SHORT PROBLEM:
In the data that follows, count the lines in which the word "pixel" occurs, and report that figure alone.
-------------------------
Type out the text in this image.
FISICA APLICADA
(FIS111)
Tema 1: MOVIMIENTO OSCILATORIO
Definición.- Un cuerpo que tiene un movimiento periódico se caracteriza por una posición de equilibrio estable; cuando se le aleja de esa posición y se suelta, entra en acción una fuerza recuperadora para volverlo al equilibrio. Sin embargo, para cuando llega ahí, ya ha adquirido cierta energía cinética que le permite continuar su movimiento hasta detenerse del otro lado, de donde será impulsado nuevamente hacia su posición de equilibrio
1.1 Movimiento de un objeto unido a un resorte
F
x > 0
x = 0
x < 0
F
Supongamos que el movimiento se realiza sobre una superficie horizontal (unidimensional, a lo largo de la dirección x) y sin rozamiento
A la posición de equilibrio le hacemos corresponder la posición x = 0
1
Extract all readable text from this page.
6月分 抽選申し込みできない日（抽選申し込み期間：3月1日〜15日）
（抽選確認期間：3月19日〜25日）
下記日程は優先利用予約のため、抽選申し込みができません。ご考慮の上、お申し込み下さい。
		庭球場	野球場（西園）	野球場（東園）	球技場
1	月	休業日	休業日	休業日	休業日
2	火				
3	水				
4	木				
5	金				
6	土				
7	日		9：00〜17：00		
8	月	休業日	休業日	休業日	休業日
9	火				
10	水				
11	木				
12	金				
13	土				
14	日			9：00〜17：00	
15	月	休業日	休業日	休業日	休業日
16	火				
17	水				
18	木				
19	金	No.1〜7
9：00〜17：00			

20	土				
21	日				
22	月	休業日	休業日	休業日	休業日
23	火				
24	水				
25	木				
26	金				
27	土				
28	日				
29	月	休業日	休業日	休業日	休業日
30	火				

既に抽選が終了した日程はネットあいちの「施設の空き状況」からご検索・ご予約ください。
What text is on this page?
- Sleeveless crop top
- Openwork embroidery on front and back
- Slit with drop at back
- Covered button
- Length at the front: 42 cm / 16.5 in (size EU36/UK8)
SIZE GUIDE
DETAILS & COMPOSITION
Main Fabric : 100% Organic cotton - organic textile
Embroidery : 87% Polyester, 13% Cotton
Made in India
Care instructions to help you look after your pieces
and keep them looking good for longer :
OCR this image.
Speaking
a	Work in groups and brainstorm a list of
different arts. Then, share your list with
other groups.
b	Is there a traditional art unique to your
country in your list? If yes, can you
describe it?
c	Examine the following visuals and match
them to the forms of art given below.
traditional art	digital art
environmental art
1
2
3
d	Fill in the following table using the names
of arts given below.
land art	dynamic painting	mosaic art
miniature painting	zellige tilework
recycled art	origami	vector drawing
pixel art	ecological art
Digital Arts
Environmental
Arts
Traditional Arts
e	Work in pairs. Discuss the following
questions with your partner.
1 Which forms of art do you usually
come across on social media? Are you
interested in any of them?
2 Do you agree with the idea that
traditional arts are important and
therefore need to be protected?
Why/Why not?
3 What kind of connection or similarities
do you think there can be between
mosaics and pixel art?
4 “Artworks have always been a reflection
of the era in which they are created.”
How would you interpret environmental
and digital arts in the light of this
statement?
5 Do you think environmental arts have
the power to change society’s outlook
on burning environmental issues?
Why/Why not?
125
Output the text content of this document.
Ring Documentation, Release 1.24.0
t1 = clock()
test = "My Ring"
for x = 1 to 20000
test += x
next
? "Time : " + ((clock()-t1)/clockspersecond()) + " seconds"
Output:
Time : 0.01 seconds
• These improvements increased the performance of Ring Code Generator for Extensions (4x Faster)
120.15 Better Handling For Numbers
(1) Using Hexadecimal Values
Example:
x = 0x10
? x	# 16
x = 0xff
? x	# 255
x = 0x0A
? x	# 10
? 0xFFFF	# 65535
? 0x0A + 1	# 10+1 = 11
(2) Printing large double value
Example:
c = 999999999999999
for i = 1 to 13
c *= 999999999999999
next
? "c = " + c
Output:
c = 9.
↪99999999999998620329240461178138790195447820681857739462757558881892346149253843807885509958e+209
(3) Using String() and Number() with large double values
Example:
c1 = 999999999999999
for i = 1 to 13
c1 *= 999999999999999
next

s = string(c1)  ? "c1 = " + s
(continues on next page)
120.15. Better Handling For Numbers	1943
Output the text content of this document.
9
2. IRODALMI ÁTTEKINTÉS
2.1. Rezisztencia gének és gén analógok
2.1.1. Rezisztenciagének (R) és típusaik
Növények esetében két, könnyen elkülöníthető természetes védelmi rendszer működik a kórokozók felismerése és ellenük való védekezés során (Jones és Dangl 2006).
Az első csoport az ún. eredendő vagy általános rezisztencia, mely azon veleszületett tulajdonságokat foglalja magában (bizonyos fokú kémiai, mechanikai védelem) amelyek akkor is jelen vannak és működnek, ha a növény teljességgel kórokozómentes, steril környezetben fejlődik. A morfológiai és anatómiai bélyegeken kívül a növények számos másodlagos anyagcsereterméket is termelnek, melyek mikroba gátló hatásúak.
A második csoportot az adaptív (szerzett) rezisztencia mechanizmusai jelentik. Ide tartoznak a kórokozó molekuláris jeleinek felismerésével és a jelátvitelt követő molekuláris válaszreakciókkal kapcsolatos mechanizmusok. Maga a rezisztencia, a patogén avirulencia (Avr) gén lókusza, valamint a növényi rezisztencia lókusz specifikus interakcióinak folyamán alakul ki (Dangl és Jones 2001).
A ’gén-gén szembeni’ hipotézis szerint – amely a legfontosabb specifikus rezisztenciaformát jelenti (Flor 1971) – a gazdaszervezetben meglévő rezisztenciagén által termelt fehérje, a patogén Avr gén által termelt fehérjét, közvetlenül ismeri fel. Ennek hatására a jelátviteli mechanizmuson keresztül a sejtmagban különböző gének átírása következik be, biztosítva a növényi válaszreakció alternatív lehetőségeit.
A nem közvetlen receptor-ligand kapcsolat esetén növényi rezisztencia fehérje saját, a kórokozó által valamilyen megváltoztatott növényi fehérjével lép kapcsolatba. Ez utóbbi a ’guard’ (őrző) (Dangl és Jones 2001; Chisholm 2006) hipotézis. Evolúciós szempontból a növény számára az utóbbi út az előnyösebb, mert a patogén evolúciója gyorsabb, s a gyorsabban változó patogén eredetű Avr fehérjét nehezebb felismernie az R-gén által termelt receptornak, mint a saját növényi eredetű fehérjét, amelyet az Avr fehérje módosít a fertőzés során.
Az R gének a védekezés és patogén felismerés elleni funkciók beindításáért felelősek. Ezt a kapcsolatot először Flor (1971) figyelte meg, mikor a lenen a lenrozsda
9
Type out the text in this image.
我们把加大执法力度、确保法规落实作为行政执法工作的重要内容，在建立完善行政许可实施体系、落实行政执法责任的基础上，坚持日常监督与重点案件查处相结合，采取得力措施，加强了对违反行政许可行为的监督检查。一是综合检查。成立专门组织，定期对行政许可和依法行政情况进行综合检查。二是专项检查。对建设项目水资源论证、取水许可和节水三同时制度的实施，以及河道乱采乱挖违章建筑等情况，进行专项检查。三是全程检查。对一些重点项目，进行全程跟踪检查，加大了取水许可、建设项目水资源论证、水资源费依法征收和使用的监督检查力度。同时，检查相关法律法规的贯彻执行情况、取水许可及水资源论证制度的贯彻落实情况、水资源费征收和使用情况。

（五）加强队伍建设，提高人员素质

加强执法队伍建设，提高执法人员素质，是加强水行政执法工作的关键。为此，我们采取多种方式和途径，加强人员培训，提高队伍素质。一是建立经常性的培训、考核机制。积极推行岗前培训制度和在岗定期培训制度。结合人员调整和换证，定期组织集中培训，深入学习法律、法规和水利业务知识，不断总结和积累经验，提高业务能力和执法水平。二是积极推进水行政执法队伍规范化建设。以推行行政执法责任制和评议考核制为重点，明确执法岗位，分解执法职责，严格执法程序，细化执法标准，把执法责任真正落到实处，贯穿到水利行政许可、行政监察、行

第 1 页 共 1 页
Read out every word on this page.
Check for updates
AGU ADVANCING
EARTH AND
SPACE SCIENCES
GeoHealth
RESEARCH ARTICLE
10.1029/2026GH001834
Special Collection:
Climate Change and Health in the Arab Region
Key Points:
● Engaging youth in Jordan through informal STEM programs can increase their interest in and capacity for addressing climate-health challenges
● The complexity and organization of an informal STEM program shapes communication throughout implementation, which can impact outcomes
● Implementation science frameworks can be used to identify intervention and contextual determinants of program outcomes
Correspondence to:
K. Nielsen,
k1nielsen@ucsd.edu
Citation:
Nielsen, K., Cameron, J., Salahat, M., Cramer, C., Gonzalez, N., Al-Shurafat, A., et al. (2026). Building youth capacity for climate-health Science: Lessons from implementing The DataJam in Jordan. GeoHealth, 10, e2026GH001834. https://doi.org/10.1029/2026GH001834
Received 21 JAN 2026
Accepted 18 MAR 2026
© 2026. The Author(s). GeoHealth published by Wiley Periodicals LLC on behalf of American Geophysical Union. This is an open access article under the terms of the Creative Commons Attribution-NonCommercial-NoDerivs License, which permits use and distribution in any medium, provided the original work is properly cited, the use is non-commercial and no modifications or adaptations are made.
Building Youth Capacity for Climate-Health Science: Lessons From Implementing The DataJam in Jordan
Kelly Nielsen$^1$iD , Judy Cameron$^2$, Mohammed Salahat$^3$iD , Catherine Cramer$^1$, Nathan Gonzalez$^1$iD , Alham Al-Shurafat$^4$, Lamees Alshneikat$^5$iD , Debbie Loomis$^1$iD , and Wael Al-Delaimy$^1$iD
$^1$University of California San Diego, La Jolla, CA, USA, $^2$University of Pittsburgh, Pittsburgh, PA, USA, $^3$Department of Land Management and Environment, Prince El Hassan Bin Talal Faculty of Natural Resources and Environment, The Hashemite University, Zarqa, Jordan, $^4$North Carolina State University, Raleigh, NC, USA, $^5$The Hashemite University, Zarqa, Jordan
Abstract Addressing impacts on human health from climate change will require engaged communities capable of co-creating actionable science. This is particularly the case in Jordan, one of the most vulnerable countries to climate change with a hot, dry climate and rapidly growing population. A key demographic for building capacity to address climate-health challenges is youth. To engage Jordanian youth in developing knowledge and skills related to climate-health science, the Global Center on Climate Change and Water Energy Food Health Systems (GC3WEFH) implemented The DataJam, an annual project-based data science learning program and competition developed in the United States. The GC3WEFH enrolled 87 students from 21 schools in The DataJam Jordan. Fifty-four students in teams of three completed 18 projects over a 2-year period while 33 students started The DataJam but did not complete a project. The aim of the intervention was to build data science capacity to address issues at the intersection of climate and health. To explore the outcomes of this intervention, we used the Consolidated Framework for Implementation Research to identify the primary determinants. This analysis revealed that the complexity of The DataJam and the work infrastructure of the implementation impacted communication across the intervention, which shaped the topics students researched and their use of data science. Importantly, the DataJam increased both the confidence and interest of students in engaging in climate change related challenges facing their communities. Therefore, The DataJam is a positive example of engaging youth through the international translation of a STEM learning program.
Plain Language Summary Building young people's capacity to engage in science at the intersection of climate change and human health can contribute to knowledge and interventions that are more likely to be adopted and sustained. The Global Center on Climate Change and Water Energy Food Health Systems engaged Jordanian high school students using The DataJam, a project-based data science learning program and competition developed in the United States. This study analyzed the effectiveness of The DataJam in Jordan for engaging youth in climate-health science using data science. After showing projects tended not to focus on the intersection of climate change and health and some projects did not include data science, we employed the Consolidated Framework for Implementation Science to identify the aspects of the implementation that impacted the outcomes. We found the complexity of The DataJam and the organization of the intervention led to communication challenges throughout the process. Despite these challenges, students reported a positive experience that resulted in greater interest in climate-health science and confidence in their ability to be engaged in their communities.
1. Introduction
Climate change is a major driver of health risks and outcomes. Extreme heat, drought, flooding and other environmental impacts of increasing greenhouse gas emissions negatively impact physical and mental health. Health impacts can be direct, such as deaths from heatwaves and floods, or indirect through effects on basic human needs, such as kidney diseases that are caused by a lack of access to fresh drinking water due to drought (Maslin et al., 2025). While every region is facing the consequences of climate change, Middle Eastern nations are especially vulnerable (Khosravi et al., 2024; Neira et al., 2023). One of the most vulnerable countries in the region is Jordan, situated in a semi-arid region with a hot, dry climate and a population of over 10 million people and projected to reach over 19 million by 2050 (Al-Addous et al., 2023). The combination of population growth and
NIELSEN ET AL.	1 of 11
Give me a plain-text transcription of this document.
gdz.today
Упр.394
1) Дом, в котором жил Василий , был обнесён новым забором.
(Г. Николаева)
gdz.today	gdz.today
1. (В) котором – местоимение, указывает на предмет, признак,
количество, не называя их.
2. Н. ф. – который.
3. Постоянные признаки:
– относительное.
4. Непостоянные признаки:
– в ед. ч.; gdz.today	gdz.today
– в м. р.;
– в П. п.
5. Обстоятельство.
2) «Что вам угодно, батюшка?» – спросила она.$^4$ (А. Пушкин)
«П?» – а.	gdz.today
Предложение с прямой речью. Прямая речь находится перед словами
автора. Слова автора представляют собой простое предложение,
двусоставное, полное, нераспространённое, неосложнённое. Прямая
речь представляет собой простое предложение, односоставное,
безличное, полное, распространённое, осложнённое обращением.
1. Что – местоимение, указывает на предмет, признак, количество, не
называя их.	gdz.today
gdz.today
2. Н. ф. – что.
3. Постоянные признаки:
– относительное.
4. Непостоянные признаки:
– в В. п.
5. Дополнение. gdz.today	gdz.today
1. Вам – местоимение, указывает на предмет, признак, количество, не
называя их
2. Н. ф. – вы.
-------------------------
FULL SOLUTION:
2